→ REQUIREMENT: Convert the lines of the material that begin with the line containing "bar bbox=[358, 409, 363, 530]" and run through the line containing "bar bbox=[939, 409, 944, 539]" into a JSON list of strings, one string for each line. Include both of those lines, and leave out any blank lines.

→ EXTRACTED INFORMATION:

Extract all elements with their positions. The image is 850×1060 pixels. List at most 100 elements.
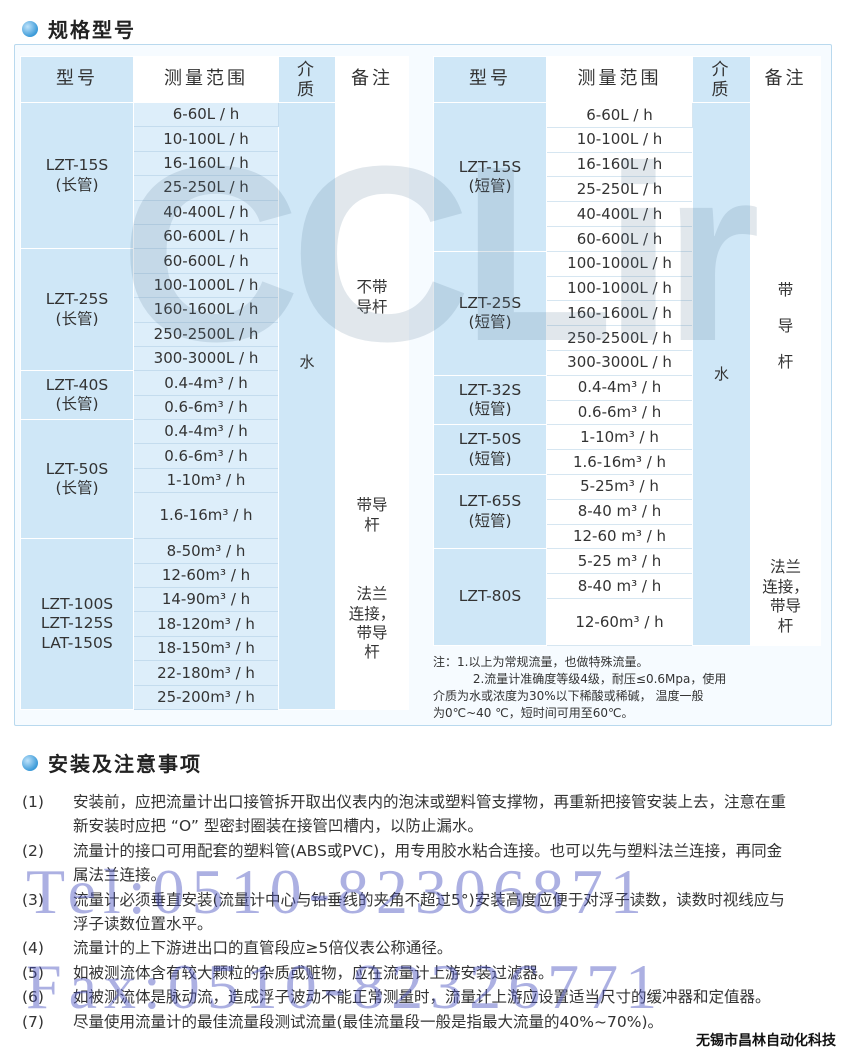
- header-char: 质: [297, 79, 317, 100]
- step-number: (2): [22, 841, 44, 860]
- install-step: (2) 流量计的接口可用配套的塑料管(ABS或PVC)，用专用胶水粘合连接。也可以…: [22, 839, 822, 888]
- table-row: 12-60 m³ / h: [434, 523, 821, 550]
- range-cell: 250-2500L / h: [133, 321, 279, 347]
- section-heading-specs: 规格型号: [22, 14, 136, 43]
- range-cell: 40-400L / h: [546, 201, 693, 227]
- cell-line: 杆: [777, 616, 794, 635]
- model-cell: LZT-100S LZT-125S LAT-150S: [20, 538, 134, 710]
- model-cell: LZT-25S (长管): [20, 248, 134, 372]
- cell-line: (长管): [55, 395, 99, 414]
- table-row: 12-60m³ / h: [21, 562, 409, 589]
- range-cell: 25-200m³ / h: [133, 684, 279, 710]
- table-row: LZT-50S (短管) 1-10m³ / h: [433, 424, 821, 475]
- cell-line: 带导: [356, 624, 388, 643]
- cell-line: (短管): [468, 449, 512, 468]
- table-row: 60-600L / h: [434, 225, 821, 252]
- range-cell: 25-250L / h: [133, 175, 279, 201]
- table-row: 16-160L / h: [21, 150, 409, 177]
- note-cell: 法兰 连接， 带导杆: [750, 548, 821, 646]
- model-cell: LZT-65S (短管): [433, 473, 547, 550]
- range-cell: 300-3000L / h: [133, 345, 279, 372]
- range-cell: 0.4-4m³ / h: [546, 374, 693, 401]
- range-cell: 0.4-4m³ / h: [133, 419, 279, 445]
- model-cell: LZT-50S (长管): [20, 419, 134, 540]
- table-row: LZT-80S 5-25 m³ / h 法兰 连接， 带导杆: [433, 548, 821, 646]
- cell-line: (长管): [55, 309, 99, 328]
- table-row: 300-3000L / h: [21, 345, 409, 372]
- range-cell: 60-600L / h: [546, 225, 693, 252]
- table-row: 60-600L / h: [21, 223, 409, 250]
- header-char: 介: [297, 59, 317, 80]
- step-text: 如被测流体是脉动流，造成浮子波动不能正常测量时，流量计上游应设置适当尺寸的缓冲器…: [73, 988, 771, 1007]
- range-cell: 18-120m³ / h: [133, 611, 279, 637]
- range-cell: 0.6-6m³ / h: [546, 399, 693, 426]
- cell-line: 法兰: [356, 585, 388, 604]
- range-cell: 8-40 m³ / h: [546, 498, 693, 525]
- cell-line: (短管): [468, 511, 512, 530]
- header-note: 备注: [750, 56, 821, 103]
- range-cell: 40-400L / h: [133, 199, 279, 225]
- cell-line: LZT-50S: [45, 459, 109, 478]
- cell-line: 带导: [356, 496, 388, 515]
- cell-line: LZT-15S: [458, 157, 522, 176]
- note-cell: 法兰 连接， 带导杆: [335, 538, 409, 710]
- table-row: LZT-15S (长管) 6-60L / h 水不带 导杆: [20, 101, 409, 710]
- step-number: (4): [22, 939, 44, 958]
- install-steps: (1) 安装前，应把流量计出口接管拆开取出仪表内的泡沫或塑料管支撑物，再重新把接管…: [22, 790, 822, 1034]
- cell-line: LZT-80S: [458, 587, 522, 606]
- step-text: 流量计的上下游进出口的直管段应≥5倍仪表公称通径。: [73, 939, 453, 958]
- range-cell: 0.6-6m³ / h: [133, 394, 279, 421]
- model-cell: LZT-15S (短管): [433, 102, 547, 252]
- range-cell: 100-1000L / h: [133, 272, 279, 299]
- cell-line: 法兰: [769, 558, 801, 577]
- model-cell: LZT-50S (短管): [433, 424, 547, 475]
- table-notes: 注：1.以上为常规流量，也做特殊流量。 2.流量计准确度等级4级，耐压≤0.6M…: [433, 654, 828, 722]
- step-number: (5): [22, 963, 44, 982]
- table-row: LZT-25S (长管) 60-600L / h: [20, 248, 409, 372]
- header-model: 型号: [20, 56, 134, 103]
- cell-line: 杆: [777, 352, 794, 371]
- note-cell: 不带 导杆: [335, 101, 409, 494]
- model-cell: LZT-32S (短管): [433, 374, 547, 426]
- model-cell: LZT-15S (长管): [20, 101, 134, 250]
- table-row: 100-1000L / h: [21, 272, 409, 299]
- range-cell: 6-60L / h: [133, 101, 279, 128]
- range-cell: 10-100L / h: [133, 126, 279, 152]
- table-row: 18-120m³ / h: [21, 611, 409, 637]
- step-text: 安装前，应把流量计出口接管拆开取出仪表内的泡沫或塑料管支撑物，再重新把接管安装上…: [73, 793, 787, 836]
- install-step: (1) 安装前，应把流量计出口接管拆开取出仪表内的泡沫或塑料管支撑物，再重新把接管…: [22, 790, 822, 839]
- table-row: LZT-50S (长管) 0.4-4m³ / h: [20, 419, 409, 540]
- cell-line: (长管): [55, 175, 99, 194]
- range-cell: 1-10m³ / h: [133, 467, 279, 494]
- section-title: 安装及注意事项: [48, 752, 202, 776]
- range-cell: 0.4-4m³ / h: [133, 370, 279, 396]
- note-cell: 带导杆: [335, 492, 409, 540]
- table-row: LZT-40S (长管) 0.4-4m³ / h: [20, 370, 409, 421]
- table-row: LZT-100S LZT-125S LAT-150S 8-50m³ / h 法兰 连接，带…: [20, 538, 409, 710]
- install-step: (7) 尽量使用流量计的最佳流量段测试流量(最佳流量段一般是指最大流量的40%~7…: [22, 1010, 822, 1034]
- note-line: 为0℃~40 ℃，短时间可用至60℃。: [433, 706, 634, 720]
- range-cell: 12-60m³ / h: [133, 562, 279, 589]
- table-row: 16-160L / h: [434, 151, 821, 178]
- cell-line: 带: [777, 280, 794, 299]
- section-heading-install: 安装及注意事项: [22, 748, 202, 777]
- range-cell: 0.6-6m³ / h: [133, 443, 279, 469]
- step-text: 流量计的接口可用配套的塑料管(ABS或PVC)，用专用胶水粘合连接。也可以先与塑…: [73, 841, 783, 885]
- note-line: 2.流量计准确度等级4级，耐压≤0.6Mpa，使用: [433, 672, 727, 686]
- table-row: 300-3000L / h: [434, 349, 821, 376]
- company-footer: 无锡市昌林自动化科技: [694, 1030, 838, 1050]
- table-row: LZT-32S (短管) 0.4-4m³ / h: [433, 374, 821, 426]
- step-text: 流量计必须垂直安装(流量计中心与铅垂线的夹角不超过5°)安装高度应便于对浮子读数…: [73, 890, 785, 934]
- table-row: 40-400L / h: [434, 201, 821, 227]
- cell-line: LZT-15S: [45, 156, 109, 175]
- cell-line: LZT-65S: [458, 492, 522, 511]
- header-range: 测量范围: [546, 56, 693, 103]
- range-cell: 60-600L / h: [133, 248, 279, 274]
- range-cell: 14-90m³ / h: [133, 587, 279, 613]
- header-char: 质: [711, 79, 732, 100]
- cell-line: 导杆: [356, 297, 388, 316]
- header-medium: 介质: [278, 56, 336, 103]
- cell-line: LZT-40S: [45, 375, 109, 394]
- medium-cell: 水: [278, 102, 336, 710]
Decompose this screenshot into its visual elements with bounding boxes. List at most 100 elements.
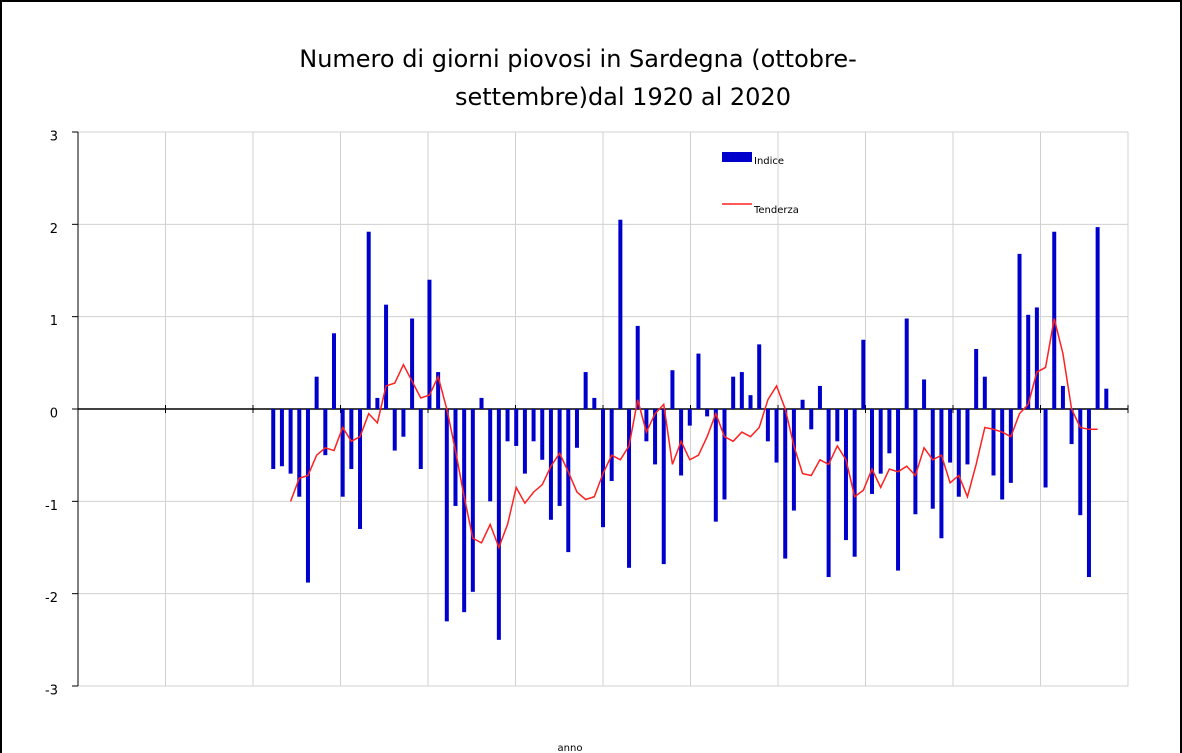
bar bbox=[358, 409, 363, 530]
bar bbox=[982, 376, 987, 409]
bar bbox=[479, 397, 484, 409]
bar bbox=[505, 409, 510, 442]
bar bbox=[462, 409, 467, 613]
y-tick-label: -1 bbox=[45, 499, 58, 514]
bar bbox=[331, 333, 336, 409]
bar bbox=[896, 409, 901, 571]
bar bbox=[297, 409, 302, 497]
bar bbox=[271, 409, 276, 470]
bar bbox=[800, 399, 805, 409]
bar bbox=[939, 409, 944, 539]
bar bbox=[887, 409, 892, 454]
bar bbox=[453, 409, 458, 506]
bar bbox=[305, 409, 310, 583]
bar bbox=[557, 409, 562, 506]
y-tick-label: -3 bbox=[45, 684, 58, 699]
bar bbox=[974, 348, 979, 409]
bar bbox=[956, 409, 961, 497]
bar bbox=[418, 409, 423, 470]
bar bbox=[401, 409, 406, 437]
bar bbox=[791, 409, 796, 511]
bar bbox=[696, 353, 701, 409]
bar bbox=[965, 409, 970, 465]
bar bbox=[1069, 409, 1074, 445]
bar bbox=[470, 409, 475, 592]
bar bbox=[392, 409, 397, 451]
bar bbox=[531, 409, 536, 442]
bar bbox=[1017, 253, 1022, 409]
bar bbox=[488, 409, 493, 502]
bar bbox=[713, 409, 718, 522]
bar bbox=[948, 409, 953, 463]
bar bbox=[618, 219, 623, 409]
bar bbox=[870, 409, 875, 494]
bar bbox=[1034, 307, 1039, 409]
bar bbox=[522, 409, 527, 474]
bar bbox=[1043, 409, 1048, 488]
bar bbox=[757, 344, 762, 409]
bar bbox=[279, 409, 284, 467]
bar bbox=[731, 376, 736, 409]
bar bbox=[670, 370, 675, 409]
bar bbox=[661, 409, 666, 565]
bar bbox=[288, 409, 293, 474]
bar bbox=[748, 395, 753, 409]
bar bbox=[653, 409, 658, 465]
bar bbox=[817, 385, 822, 409]
bar bbox=[514, 409, 519, 446]
bar bbox=[436, 372, 441, 409]
bar bbox=[410, 318, 415, 409]
bar bbox=[609, 409, 614, 482]
bar bbox=[739, 372, 744, 409]
bar bbox=[566, 409, 571, 553]
bar bbox=[991, 409, 996, 476]
bar bbox=[809, 409, 814, 430]
bar bbox=[323, 409, 328, 456]
bar bbox=[375, 397, 380, 409]
legend-swatch bbox=[722, 152, 752, 162]
y-tick-label: 3 bbox=[50, 130, 58, 145]
bar bbox=[314, 376, 319, 409]
legend-label: Indice bbox=[754, 156, 784, 167]
bar bbox=[574, 409, 579, 448]
bar bbox=[687, 409, 692, 426]
trend-line bbox=[289, 318, 1098, 550]
x-axis-label: anno bbox=[558, 743, 583, 753]
bar bbox=[583, 372, 588, 409]
bar bbox=[861, 339, 866, 409]
chart-title: Numero di giorni piovosi in Sardegna (ot… bbox=[299, 45, 857, 73]
bar bbox=[1095, 227, 1100, 409]
bar bbox=[705, 409, 710, 417]
bar bbox=[1060, 385, 1065, 409]
y-tick-label: -2 bbox=[45, 591, 58, 606]
bar bbox=[1026, 314, 1031, 409]
bar bbox=[826, 409, 831, 578]
bar bbox=[427, 279, 432, 409]
bar bbox=[384, 304, 389, 409]
bar bbox=[548, 409, 553, 520]
bar bbox=[774, 409, 779, 463]
bar bbox=[878, 409, 883, 474]
y-tick-label: 0 bbox=[50, 407, 58, 422]
bar bbox=[722, 409, 727, 500]
bar bbox=[783, 409, 788, 559]
y-tick-label: 1 bbox=[50, 314, 58, 329]
bar bbox=[904, 318, 909, 409]
bar bbox=[922, 379, 927, 409]
bar bbox=[444, 409, 449, 622]
bar bbox=[601, 409, 605, 528]
bar bbox=[843, 409, 848, 541]
bar bbox=[913, 409, 918, 515]
bar bbox=[592, 397, 597, 409]
bar bbox=[1000, 409, 1005, 500]
y-tick-label: 2 bbox=[50, 222, 58, 237]
bar bbox=[627, 409, 632, 568]
bar bbox=[340, 409, 345, 497]
bar bbox=[644, 409, 649, 442]
bar bbox=[765, 409, 770, 442]
chart-title: settembre)dal 1920 al 2020 bbox=[455, 83, 791, 111]
bar bbox=[635, 325, 640, 409]
bar bbox=[540, 409, 545, 460]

→ SOLUTION TO THIS PROBLEM:
[
  "bar bbox=[358, 409, 363, 530]",
  "bar bbox=[982, 376, 987, 409]",
  "bar bbox=[479, 397, 484, 409]",
  "bar bbox=[505, 409, 510, 442]",
  "bar bbox=[462, 409, 467, 613]",
  "y-tick-label: -1 bbox=[45, 499, 58, 514]",
  "bar bbox=[331, 333, 336, 409]",
  "bar bbox=[896, 409, 901, 571]",
  "bar bbox=[297, 409, 302, 497]",
  "bar bbox=[271, 409, 276, 470]",
  "bar bbox=[800, 399, 805, 409]",
  "bar bbox=[939, 409, 944, 539]"
]